In this exercise, reproduce all the entries that follow exactly.

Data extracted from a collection
******************************
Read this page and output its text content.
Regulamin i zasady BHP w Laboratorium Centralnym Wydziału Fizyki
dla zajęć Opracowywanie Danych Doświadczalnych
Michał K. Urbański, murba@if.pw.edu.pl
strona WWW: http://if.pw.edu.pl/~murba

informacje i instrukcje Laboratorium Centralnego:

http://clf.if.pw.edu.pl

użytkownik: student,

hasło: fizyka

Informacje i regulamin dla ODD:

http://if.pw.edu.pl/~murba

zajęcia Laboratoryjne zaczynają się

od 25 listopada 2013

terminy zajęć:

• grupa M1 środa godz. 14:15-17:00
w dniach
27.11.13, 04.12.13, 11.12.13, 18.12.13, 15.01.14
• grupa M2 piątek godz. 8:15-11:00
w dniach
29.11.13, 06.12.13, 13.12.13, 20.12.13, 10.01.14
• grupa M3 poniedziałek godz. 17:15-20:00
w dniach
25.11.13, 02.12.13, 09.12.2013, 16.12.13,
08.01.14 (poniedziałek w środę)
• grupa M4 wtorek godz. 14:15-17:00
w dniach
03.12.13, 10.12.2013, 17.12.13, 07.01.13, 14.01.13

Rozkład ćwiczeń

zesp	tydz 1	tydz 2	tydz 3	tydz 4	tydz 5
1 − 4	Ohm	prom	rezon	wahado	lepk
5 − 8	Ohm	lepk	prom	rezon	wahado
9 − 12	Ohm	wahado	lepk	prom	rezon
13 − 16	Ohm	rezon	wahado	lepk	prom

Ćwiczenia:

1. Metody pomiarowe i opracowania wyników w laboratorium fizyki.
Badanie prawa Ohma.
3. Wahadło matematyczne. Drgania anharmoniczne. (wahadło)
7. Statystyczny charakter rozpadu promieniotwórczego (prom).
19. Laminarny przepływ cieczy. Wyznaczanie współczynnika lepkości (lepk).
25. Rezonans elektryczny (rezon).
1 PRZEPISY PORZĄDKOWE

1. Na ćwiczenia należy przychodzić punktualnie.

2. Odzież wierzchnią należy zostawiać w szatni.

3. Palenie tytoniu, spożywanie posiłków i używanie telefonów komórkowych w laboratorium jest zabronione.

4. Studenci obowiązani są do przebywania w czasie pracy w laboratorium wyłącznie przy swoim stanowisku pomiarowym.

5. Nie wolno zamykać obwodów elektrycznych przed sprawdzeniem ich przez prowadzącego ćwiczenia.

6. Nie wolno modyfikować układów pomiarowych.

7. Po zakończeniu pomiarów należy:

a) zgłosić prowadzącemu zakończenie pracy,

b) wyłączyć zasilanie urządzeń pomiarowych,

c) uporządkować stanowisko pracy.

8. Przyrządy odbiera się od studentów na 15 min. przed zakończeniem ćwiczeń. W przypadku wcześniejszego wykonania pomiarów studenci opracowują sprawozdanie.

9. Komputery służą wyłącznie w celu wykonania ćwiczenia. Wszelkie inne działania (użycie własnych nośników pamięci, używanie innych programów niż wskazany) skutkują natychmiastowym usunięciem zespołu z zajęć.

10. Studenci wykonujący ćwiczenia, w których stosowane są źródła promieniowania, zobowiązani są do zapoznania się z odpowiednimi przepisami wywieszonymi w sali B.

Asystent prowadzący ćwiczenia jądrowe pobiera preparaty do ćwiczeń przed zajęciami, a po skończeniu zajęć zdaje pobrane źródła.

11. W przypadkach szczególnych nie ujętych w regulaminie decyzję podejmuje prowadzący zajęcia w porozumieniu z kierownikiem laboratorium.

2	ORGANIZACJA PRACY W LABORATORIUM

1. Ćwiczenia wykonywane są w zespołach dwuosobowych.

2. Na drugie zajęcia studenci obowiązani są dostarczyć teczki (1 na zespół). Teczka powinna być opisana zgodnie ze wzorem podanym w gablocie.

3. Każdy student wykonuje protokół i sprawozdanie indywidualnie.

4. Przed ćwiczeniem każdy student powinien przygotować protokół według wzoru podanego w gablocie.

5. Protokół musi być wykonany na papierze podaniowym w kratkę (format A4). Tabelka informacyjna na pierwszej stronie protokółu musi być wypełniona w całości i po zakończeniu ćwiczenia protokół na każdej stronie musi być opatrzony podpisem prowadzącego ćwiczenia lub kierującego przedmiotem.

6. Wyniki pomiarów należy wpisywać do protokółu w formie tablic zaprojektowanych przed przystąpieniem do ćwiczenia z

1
******************************
▸ **RESULT OF THIS EXERCISE**
Read this page and output its text content.
Regulamin i zasady BHP w Laboratorium Centralnym Wydziału Fizyki
dla zajęć Opracowywanie Danych Doświadczalnych
Michał K. Urbański, murba@if.pw.edu.pl
strona WWW: http://if.pw.edu.pl/~murba

informacje i instrukcje Laboratorium Centralnego:

http://clf.if.pw.edu.pl

użytkownik: student,

hasło: fizyka

Informacje i regulamin dla ODD:

http://if.pw.edu.pl/~murba

zajęcia Laboratoryjne zaczynają się

od 25 listopada 2013

terminy zajęć:

• grupa M1 środa godz. 14:15-17:00
w dniach
27.11.13, 04.12.13, 11.12.13, 18.12.13, 15.01.14
• grupa M2 piątek godz. 8:15-11:00
w dniach
29.11.13, 06.12.13, 13.12.13, 20.12.13, 10.01.14
• grupa M3 poniedziałek godz. 17:15-20:00
w dniach
25.11.13, 02.12.13, 09.12.2013, 16.12.13,
08.01.14 (poniedziałek w środę)
• grupa M4 wtorek godz. 14:15-17:00
w dniach
03.12.13, 10.12.2013, 17.12.13, 07.01.13, 14.01.13

Rozkład ćwiczeń

zesp	tydz 1	tydz 2	tydz 3	tydz 4	tydz 5
1 − 4	Ohm	prom	rezon	wahado	lepk
5 − 8	Ohm	lepk	prom	rezon	wahado
9 − 12	Ohm	wahado	lepk	prom	rezon
13 − 16	Ohm	rezon	wahado	lepk	prom

Ćwiczenia:

1. Metody pomiarowe i opracowania wyników w laboratorium fizyki.
Badanie prawa Ohma.
3. Wahadło matematyczne. Drgania anharmoniczne. (wahadło)
7. Statystyczny charakter rozpadu promieniotwórczego (prom).
19. Laminarny przepływ cieczy. Wyznaczanie współczynnika lepkości (lepk).
25. Rezonans elektryczny (rezon).
1 PRZEPISY PORZĄDKOWE

1. Na ćwiczenia należy przychodzić punktualnie.

2. Odzież wierzchnią należy zostawiać w szatni.

3. Palenie tytoniu, spożywanie posiłków i używanie telefonów komórkowych w laboratorium jest zabronione.

4. Studenci obowiązani są do przebywania w czasie pracy w laboratorium wyłącznie przy swoim stanowisku pomiarowym.

5. Nie wolno zamykać obwodów elektrycznych przed sprawdzeniem ich przez prowadzącego ćwiczenia.

6. Nie wolno modyfikować układów pomiarowych.

7. Po zakończeniu pomiarów należy:

a) zgłosić prowadzącemu zakończenie pracy,

b) wyłączyć zasilanie urządzeń pomiarowych,

c) uporządkować stanowisko pracy.

8. Przyrządy odbiera się od studentów na 15 min. przed zakończeniem ćwiczeń. W przypadku wcześniejszego wykonania pomiarów studenci opracowują sprawozdanie.

9. Komputery służą wyłącznie w celu wykonania ćwiczenia. Wszelkie inne działania (użycie własnych nośników pamięci, używanie innych programów niż wskazany) skutkują natychmiastowym usunięciem zespołu z zajęć.

10. Studenci wykonujący ćwiczenia, w których stosowane są źródła promieniowania, zobowiązani są do zapoznania się z odpowiednimi przepisami wywieszonymi w sali B.

Asystent prowadzący ćwiczenia jądrowe pobiera preparaty do ćwiczeń przed zajęciami, a po skończeniu zajęć zdaje pobrane źródła.

11. W przypadkach szczególnych nie ujętych w regulaminie decyzję podejmuje prowadzący zajęcia w porozumieniu z kierownikiem laboratorium.

2	ORGANIZACJA PRACY W LABORATORIUM

1. Ćwiczenia wykonywane są w zespołach dwuosobowych.

2. Na drugie zajęcia studenci obowiązani są dostarczyć teczki (1 na zespół). Teczka powinna być opisana zgodnie ze wzorem podanym w gablocie.

3. Każdy student wykonuje protokół i sprawozdanie indywidualnie.

4. Przed ćwiczeniem każdy student powinien przygotować protokół według wzoru podanego w gablocie.

5. Protokół musi być wykonany na papierze podaniowym w kratkę (format A4). Tabelka informacyjna na pierwszej stronie protokółu musi być wypełniona w całości i po zakończeniu ćwiczenia protokół na każdej stronie musi być opatrzony podpisem prowadzącego ćwiczenia lub kierującego przedmiotem.

6. Wyniki pomiarów należy wpisywać do protokółu w formie tablic zaprojektowanych przed przystąpieniem do ćwiczenia z

1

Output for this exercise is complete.